-- start of Stored data --

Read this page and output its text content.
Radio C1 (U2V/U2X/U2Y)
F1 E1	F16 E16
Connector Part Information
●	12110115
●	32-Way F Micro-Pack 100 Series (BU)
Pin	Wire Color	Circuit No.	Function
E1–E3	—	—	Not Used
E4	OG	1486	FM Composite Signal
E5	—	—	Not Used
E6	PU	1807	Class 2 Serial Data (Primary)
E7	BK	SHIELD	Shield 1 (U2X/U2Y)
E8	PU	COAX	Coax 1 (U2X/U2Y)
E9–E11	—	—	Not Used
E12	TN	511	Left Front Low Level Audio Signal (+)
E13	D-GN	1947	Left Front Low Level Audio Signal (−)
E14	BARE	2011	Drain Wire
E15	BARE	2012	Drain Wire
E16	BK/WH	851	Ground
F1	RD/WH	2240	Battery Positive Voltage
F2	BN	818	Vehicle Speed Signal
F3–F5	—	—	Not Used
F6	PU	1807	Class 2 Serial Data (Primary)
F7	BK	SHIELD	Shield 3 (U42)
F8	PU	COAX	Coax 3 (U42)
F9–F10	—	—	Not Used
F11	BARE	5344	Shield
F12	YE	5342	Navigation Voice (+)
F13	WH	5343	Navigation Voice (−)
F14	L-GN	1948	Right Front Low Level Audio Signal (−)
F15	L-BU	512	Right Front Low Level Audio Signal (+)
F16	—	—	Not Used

-- end of Stored data --

__Task objective__: Pick each line holding the word "Voice" out of the listing.

__Task solution__:
F12	YE	5342	Navigation Voice (+)
F13	WH	5343	Navigation Voice (−)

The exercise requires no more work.